» **TASK REQUIREMENTS**: Locate the word "this" in the material, then show every line that holds it.

>> BEGIN

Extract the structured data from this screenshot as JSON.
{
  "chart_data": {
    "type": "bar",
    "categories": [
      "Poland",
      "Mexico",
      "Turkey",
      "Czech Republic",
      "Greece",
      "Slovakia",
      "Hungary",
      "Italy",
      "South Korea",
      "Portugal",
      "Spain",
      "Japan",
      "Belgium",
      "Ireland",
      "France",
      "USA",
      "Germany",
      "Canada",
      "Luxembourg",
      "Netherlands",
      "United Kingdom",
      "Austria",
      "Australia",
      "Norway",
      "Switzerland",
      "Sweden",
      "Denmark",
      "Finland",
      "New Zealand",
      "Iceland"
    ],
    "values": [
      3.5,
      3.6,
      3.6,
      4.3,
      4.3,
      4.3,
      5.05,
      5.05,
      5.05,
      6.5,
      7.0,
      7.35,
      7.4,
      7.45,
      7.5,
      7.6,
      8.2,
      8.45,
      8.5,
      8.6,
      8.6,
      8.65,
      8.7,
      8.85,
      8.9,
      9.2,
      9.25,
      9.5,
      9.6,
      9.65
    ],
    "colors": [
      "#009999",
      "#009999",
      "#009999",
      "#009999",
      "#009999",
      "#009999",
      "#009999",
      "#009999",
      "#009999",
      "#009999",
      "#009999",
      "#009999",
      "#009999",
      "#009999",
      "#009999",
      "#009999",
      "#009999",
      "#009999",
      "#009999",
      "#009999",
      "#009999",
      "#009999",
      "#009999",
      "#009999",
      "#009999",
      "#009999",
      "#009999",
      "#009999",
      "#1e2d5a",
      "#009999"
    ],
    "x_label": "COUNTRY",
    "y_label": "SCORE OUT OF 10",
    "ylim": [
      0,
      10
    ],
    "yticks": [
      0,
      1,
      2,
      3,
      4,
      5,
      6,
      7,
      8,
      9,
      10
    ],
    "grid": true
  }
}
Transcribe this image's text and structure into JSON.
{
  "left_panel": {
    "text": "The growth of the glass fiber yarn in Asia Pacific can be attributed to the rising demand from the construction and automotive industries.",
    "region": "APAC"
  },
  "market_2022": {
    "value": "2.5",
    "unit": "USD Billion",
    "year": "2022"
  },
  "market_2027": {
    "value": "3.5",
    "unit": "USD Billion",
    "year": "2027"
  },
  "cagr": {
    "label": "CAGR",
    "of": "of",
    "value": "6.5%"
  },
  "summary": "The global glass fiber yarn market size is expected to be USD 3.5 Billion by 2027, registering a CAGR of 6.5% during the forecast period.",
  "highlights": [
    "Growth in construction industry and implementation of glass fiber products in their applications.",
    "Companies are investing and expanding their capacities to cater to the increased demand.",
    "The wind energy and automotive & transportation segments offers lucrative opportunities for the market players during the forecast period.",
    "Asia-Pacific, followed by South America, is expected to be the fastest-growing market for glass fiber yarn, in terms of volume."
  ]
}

>> END
>> BEGIN

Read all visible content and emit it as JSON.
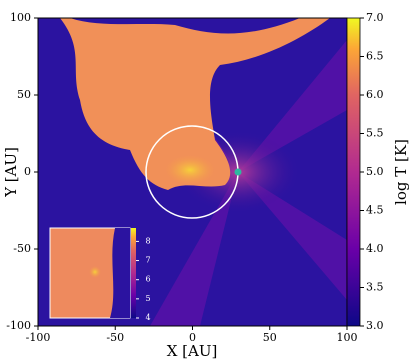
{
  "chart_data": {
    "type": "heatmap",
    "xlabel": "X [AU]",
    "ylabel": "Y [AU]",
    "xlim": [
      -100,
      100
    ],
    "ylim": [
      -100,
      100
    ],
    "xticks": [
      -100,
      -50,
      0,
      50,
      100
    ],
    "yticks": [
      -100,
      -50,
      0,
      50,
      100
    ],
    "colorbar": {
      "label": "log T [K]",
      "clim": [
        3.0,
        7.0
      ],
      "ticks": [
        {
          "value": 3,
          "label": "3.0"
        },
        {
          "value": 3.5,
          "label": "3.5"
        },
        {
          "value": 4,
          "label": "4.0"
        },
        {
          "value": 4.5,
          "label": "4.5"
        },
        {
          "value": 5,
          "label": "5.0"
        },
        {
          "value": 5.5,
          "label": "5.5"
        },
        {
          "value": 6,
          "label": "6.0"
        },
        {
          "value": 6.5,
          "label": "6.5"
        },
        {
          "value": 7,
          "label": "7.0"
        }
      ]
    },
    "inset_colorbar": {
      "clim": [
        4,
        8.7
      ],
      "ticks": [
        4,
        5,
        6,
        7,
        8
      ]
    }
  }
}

>> END

» **REPLY TO THE EXERCISE**:
Extract the structured data from this screenshot as JSON.
Transcribe this image's text and structure into JSON.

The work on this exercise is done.